* **The exercise**:
Extract all of the entries and give them again, word for word.

** Begin **

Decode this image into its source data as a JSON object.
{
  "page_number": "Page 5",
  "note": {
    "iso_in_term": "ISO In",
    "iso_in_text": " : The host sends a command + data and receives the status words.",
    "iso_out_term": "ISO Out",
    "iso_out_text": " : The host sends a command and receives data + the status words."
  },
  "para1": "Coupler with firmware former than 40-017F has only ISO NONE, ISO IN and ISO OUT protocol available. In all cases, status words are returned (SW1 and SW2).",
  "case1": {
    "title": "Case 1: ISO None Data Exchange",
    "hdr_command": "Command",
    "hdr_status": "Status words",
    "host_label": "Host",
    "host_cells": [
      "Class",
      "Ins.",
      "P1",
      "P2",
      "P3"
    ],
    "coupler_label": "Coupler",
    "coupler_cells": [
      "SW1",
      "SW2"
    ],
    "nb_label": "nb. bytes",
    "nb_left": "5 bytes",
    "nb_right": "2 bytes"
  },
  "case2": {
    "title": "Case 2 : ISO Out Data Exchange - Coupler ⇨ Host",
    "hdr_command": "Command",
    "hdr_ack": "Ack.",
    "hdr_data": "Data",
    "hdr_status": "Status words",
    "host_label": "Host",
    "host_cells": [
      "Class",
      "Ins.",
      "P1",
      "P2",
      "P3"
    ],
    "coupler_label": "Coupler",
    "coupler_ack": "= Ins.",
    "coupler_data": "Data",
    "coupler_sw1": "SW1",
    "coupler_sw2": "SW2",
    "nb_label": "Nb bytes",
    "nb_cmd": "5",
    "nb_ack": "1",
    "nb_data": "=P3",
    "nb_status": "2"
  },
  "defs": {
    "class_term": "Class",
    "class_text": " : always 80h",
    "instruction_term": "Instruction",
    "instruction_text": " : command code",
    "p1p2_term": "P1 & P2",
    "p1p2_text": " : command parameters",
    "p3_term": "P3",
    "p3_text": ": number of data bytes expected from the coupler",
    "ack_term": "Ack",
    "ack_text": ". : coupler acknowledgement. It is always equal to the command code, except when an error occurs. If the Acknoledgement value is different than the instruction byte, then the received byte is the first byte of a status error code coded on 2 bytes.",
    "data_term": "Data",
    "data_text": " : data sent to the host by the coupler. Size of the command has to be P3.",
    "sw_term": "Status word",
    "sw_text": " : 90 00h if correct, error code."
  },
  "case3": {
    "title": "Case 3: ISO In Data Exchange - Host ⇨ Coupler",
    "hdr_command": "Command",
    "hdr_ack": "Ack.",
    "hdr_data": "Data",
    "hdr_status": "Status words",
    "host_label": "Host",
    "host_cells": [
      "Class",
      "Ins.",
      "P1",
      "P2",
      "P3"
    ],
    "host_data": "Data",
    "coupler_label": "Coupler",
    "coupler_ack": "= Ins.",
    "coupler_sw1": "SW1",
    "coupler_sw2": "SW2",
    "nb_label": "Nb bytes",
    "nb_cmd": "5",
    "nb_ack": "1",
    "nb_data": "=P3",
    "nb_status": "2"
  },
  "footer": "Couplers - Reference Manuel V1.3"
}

** End **

* **Finished exercise**:
Decode this image into its source data as a JSON object.
{
  "page_number": "Page 5",
  "note": {
    "iso_in_term": "ISO In",
    "iso_in_text": " : The host sends a command + data and receives the status words.",
    "iso_out_term": "ISO Out",
    "iso_out_text": " : The host sends a command and receives data + the status words."
  },
  "para1": "Coupler with firmware former than 40-017F has only ISO NONE, ISO IN and ISO OUT protocol available. In all cases, status words are returned (SW1 and SW2).",
  "case1": {
    "title": "Case 1: ISO None Data Exchange",
    "hdr_command": "Command",
    "hdr_status": "Status words",
    "host_label": "Host",
    "host_cells": [
      "Class",
      "Ins.",
      "P1",
      "P2",
      "P3"
    ],
    "coupler_label": "Coupler",
    "coupler_cells": [
      "SW1",
      "SW2"
    ],
    "nb_label": "nb. bytes",
    "nb_left": "5 bytes",
    "nb_right": "2 bytes"
  },
  "case2": {
    "title": "Case 2 : ISO Out Data Exchange - Coupler ⇨ Host",
    "hdr_command": "Command",
    "hdr_ack": "Ack.",
    "hdr_data": "Data",
    "hdr_status": "Status words",
    "host_label": "Host",
    "host_cells": [
      "Class",
      "Ins.",
      "P1",
      "P2",
      "P3"
    ],
    "coupler_label": "Coupler",
    "coupler_ack": "= Ins.",
    "coupler_data": "Data",
    "coupler_sw1": "SW1",
    "coupler_sw2": "SW2",
    "nb_label": "Nb bytes",
    "nb_cmd": "5",
    "nb_ack": "1",
    "nb_data": "=P3",
    "nb_status": "2"
  },
  "defs": {
    "class_term": "Class",
    "class_text": " : always 80h",
    "instruction_term": "Instruction",
    "instruction_text": " : command code",
    "p1p2_term": "P1 & P2",
    "p1p2_text": " : command parameters",
    "p3_term": "P3",
    "p3_text": ": number of data bytes expected from the coupler",
    "ack_term": "Ack",
    "ack_text": ". : coupler acknowledgement. It is always equal to the command code, except when an error occurs. If the Acknoledgement value is different than the instruction byte, then the received byte is the first byte of a status error code coded on 2 bytes.",
    "data_term": "Data",
    "data_text": " : data sent to the host by the coupler. Size of the command has to be P3.",
    "sw_term": "Status word",
    "sw_text": " : 90 00h if correct, error code."
  },
  "case3": {
    "title": "Case 3: ISO In Data Exchange - Host ⇨ Coupler",
    "hdr_command": "Command",
    "hdr_ack": "Ack.",
    "hdr_data": "Data",
    "hdr_status": "Status words",
    "host_label": "Host",
    "host_cells": [
      "Class",
      "Ins.",
      "P1",
      "P2",
      "P3"
    ],
    "host_data": "Data",
    "coupler_label": "Coupler",
    "coupler_ack": "= Ins.",
    "coupler_sw1": "SW1",
    "coupler_sw2": "SW2",
    "nb_label": "Nb bytes",
    "nb_cmd": "5",
    "nb_ack": "1",
    "nb_data": "=P3",
    "nb_status": "2"
  },
  "footer": "Couplers - Reference Manuel V1.3"
}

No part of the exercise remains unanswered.